----- Extracted information -----

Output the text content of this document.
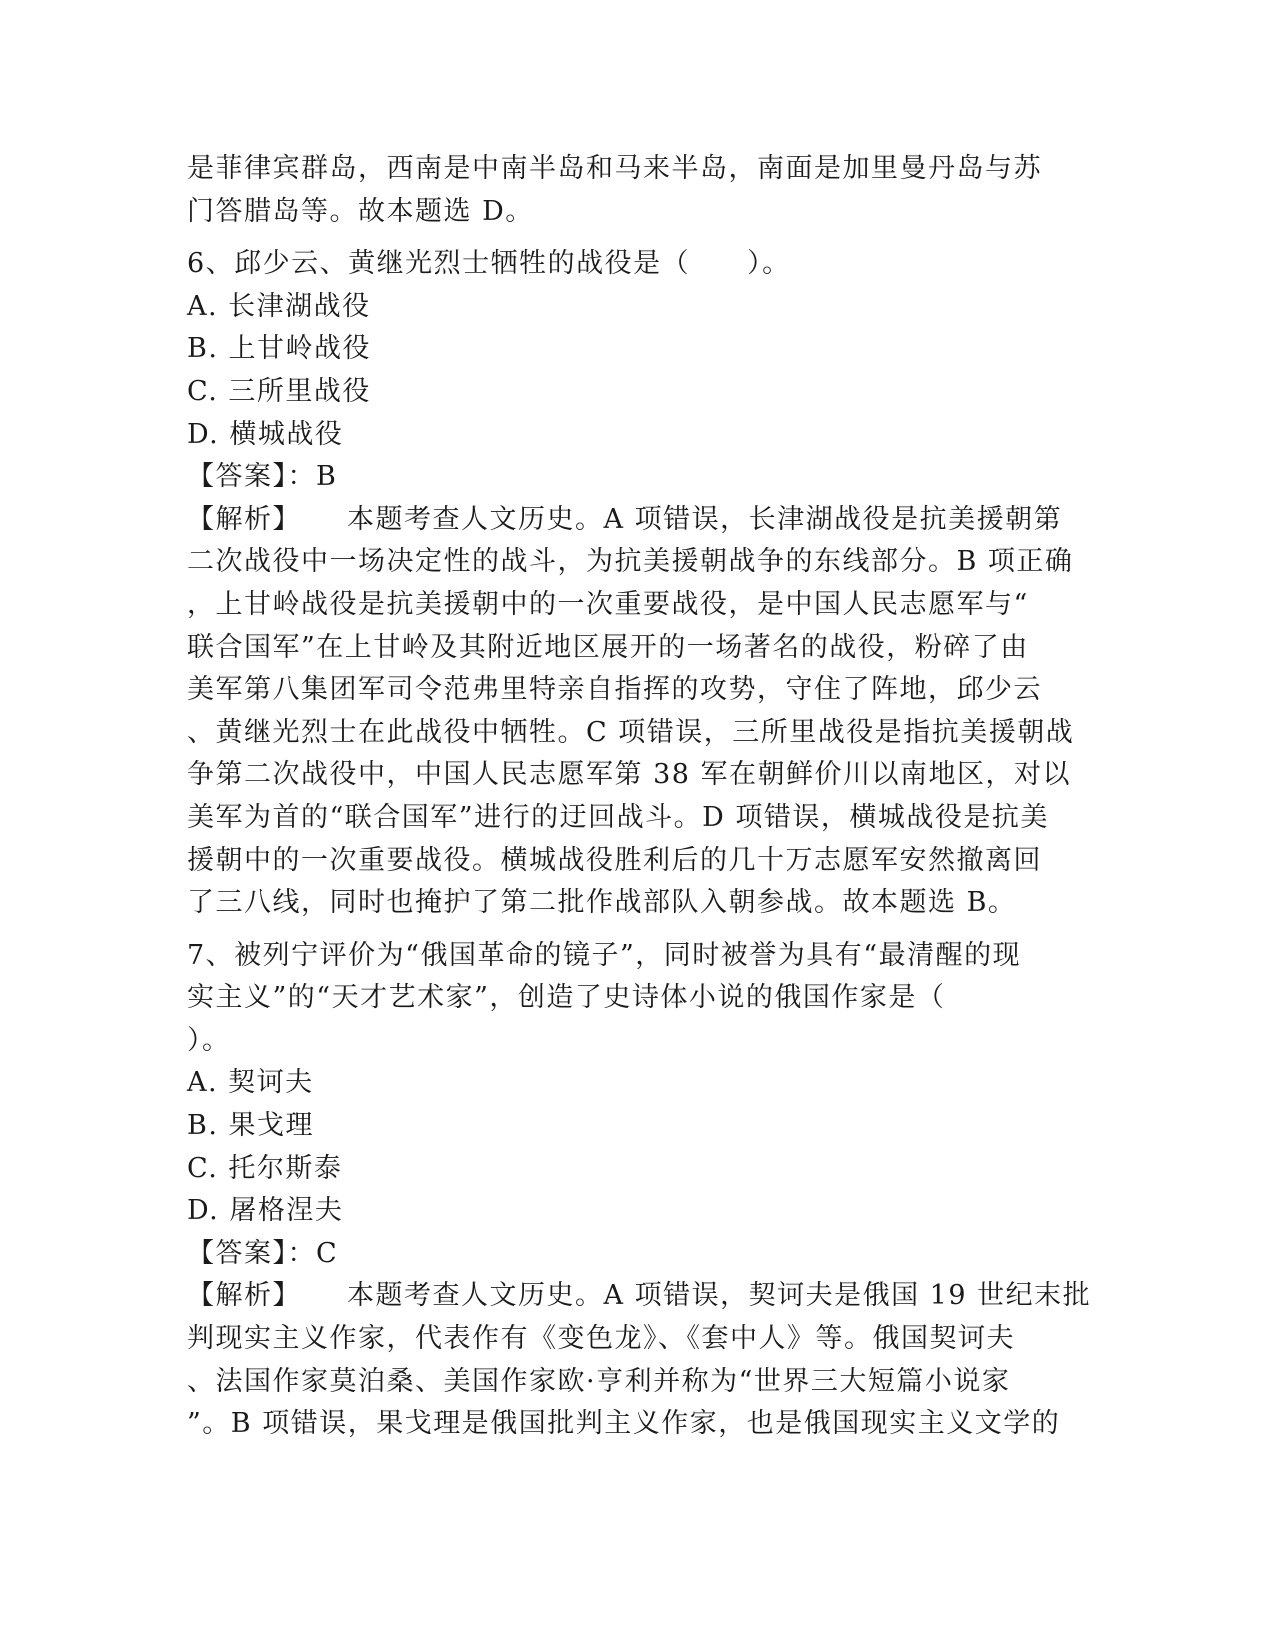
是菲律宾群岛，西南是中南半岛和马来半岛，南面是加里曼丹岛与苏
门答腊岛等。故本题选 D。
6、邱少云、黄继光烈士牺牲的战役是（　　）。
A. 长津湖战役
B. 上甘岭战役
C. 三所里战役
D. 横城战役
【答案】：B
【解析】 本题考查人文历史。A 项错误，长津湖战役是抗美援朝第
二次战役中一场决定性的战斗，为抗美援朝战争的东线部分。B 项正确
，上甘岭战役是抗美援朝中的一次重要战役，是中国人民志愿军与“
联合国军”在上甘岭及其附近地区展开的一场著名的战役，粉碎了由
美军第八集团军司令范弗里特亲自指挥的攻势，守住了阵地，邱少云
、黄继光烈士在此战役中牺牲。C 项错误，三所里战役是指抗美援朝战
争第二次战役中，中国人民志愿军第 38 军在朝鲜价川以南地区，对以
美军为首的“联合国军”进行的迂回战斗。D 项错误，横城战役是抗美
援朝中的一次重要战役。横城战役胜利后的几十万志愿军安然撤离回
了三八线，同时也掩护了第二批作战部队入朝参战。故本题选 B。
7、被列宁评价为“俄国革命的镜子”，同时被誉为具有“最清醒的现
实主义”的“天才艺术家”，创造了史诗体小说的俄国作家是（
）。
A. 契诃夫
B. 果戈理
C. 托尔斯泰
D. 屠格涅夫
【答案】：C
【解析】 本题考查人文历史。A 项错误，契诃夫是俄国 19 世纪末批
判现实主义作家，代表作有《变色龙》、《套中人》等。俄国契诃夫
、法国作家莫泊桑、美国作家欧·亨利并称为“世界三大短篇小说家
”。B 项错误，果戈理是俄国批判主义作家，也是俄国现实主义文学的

-----

§ Exercise objective:
Look through the material above. Copy each line where the word "故本题选" appears.

§ Solution to this task:
门答腊岛等。故本题选 D。
了三八线，同时也掩护了第二批作战部队入朝参战。故本题选 B。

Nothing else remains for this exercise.